> Directive
Search the material for the string "COMIDA" and copy each line where it occurs.

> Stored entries

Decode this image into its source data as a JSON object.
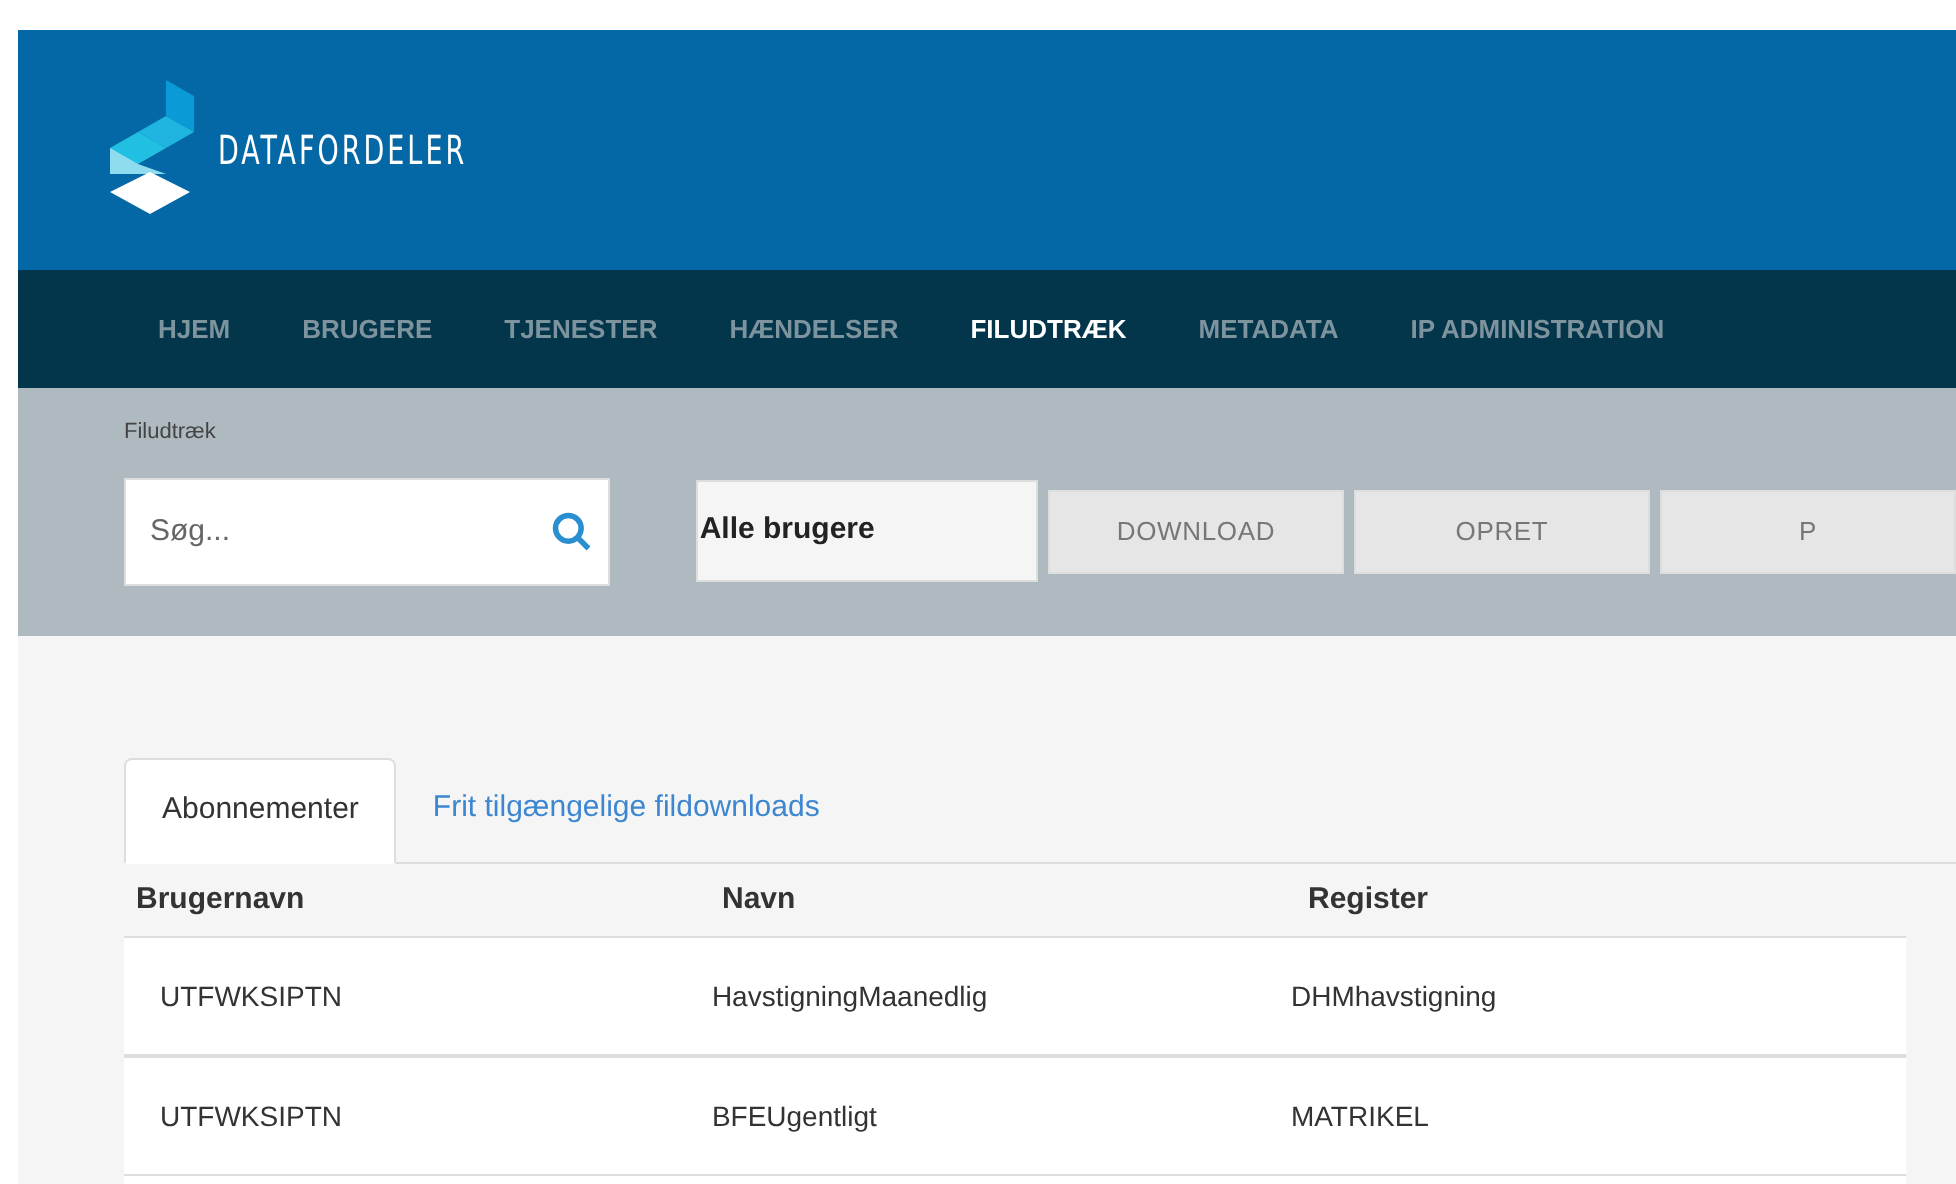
{
  "logo": {
    "text": "DATAFORDELER"
  },
  "nav": [
    {
      "label": "HJEM",
      "selected": false
    },
    {
      "label": "BRUGERE",
      "selected": false
    },
    {
      "label": "TJENESTER",
      "selected": false
    },
    {
      "label": "HÆNDELSER",
      "selected": false
    },
    {
      "label": "FILUDTRÆK",
      "selected": true
    },
    {
      "label": "METADATA",
      "selected": false
    },
    {
      "label": "IP ADMINISTRATION",
      "selected": false
    }
  ],
  "breadcrumb": "Filudtræk",
  "search": {
    "placeholder": "Søg..."
  },
  "user_filter": {
    "value": "Alle brugere"
  },
  "buttons": [
    "DOWNLOAD",
    "OPRET",
    "P"
  ],
  "tabs": [
    {
      "label": "Abonnementer",
      "selected": true
    },
    {
      "label": "Frit tilgængelige fildownloads",
      "selected": false
    }
  ],
  "table": {
    "columns": [
      "Brugernavn",
      "Navn",
      "Register"
    ],
    "rows": [
      [
        "UTFWKSIPTN",
        "HavstigningMaanedlig",
        "DHMhavstigning"
      ],
      [
        "UTFWKSIPTN",
        "BFEUgentligt",
        "MATRIKEL"
      ]
    ]
  }
}
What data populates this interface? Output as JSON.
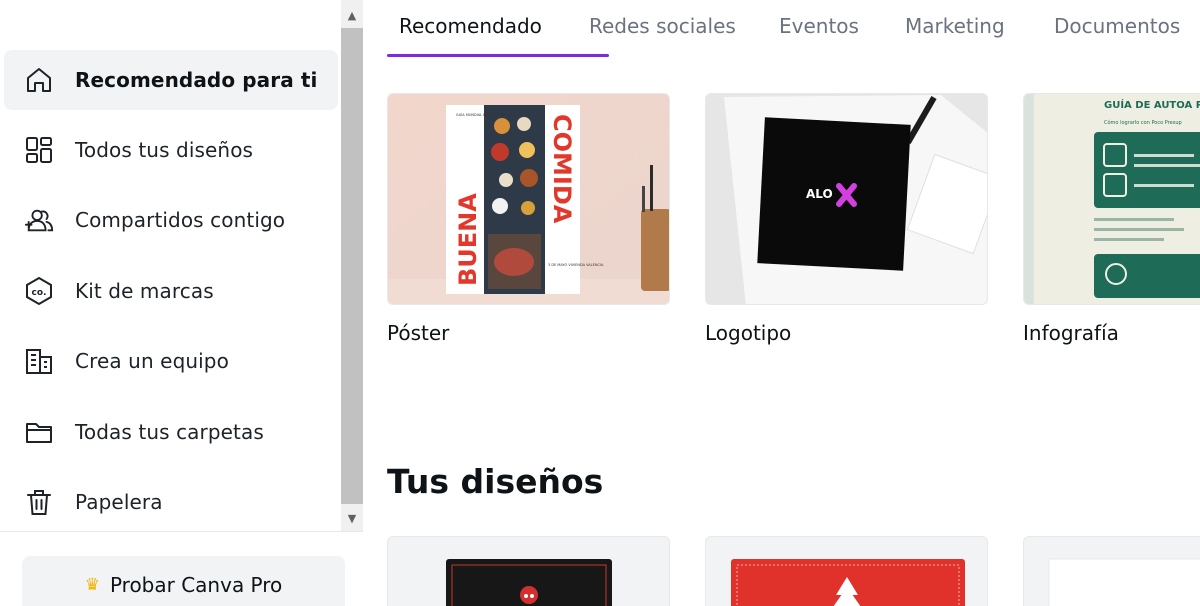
{
  "sidebar": {
    "items": [
      {
        "label": "Recomendado para ti",
        "icon": "home-icon"
      },
      {
        "label": "Todos tus diseños",
        "icon": "grid-icon"
      },
      {
        "label": "Compartidos contigo",
        "icon": "shared-users-icon"
      },
      {
        "label": "Kit de marcas",
        "icon": "brand-kit-icon"
      },
      {
        "label": "Crea un equipo",
        "icon": "building-icon"
      },
      {
        "label": "Todas tus carpetas",
        "icon": "folder-icon"
      },
      {
        "label": "Papelera",
        "icon": "trash-icon"
      }
    ],
    "pro_button": {
      "label": "Probar Canva Pro",
      "icon": "crown-icon"
    }
  },
  "tabs": [
    "Recomendado",
    "Redes sociales",
    "Eventos",
    "Marketing",
    "Documentos"
  ],
  "cards": [
    {
      "label": "Póster",
      "poster": {
        "side_word_1": "BUENA",
        "side_word_2": "COMIDA",
        "top_text": "GUÍA MUNDIAL DE LA COMIDA 200",
        "bottom_text": "3 DE MAYO VIVIENDA VALENCIA"
      }
    },
    {
      "label": "Logotipo",
      "logo_text": "ALO"
    },
    {
      "label": "Infografía",
      "headline": "GUÍA DE AUTOA PARA CHICAS SIN B",
      "subhead": "Cómo lograrlo con Poco Presup"
    }
  ],
  "section_title": "Tus diseños",
  "colors": {
    "accent": "#7d2ae8",
    "poster_red": "#e2382b",
    "logo_magenta": "#d43fe0",
    "infographic_green": "#1e6b57"
  }
}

> Response
        "side_word_2": "COMIDA",
        "top_text": "GUÍA MUNDIAL DE LA COMIDA 200",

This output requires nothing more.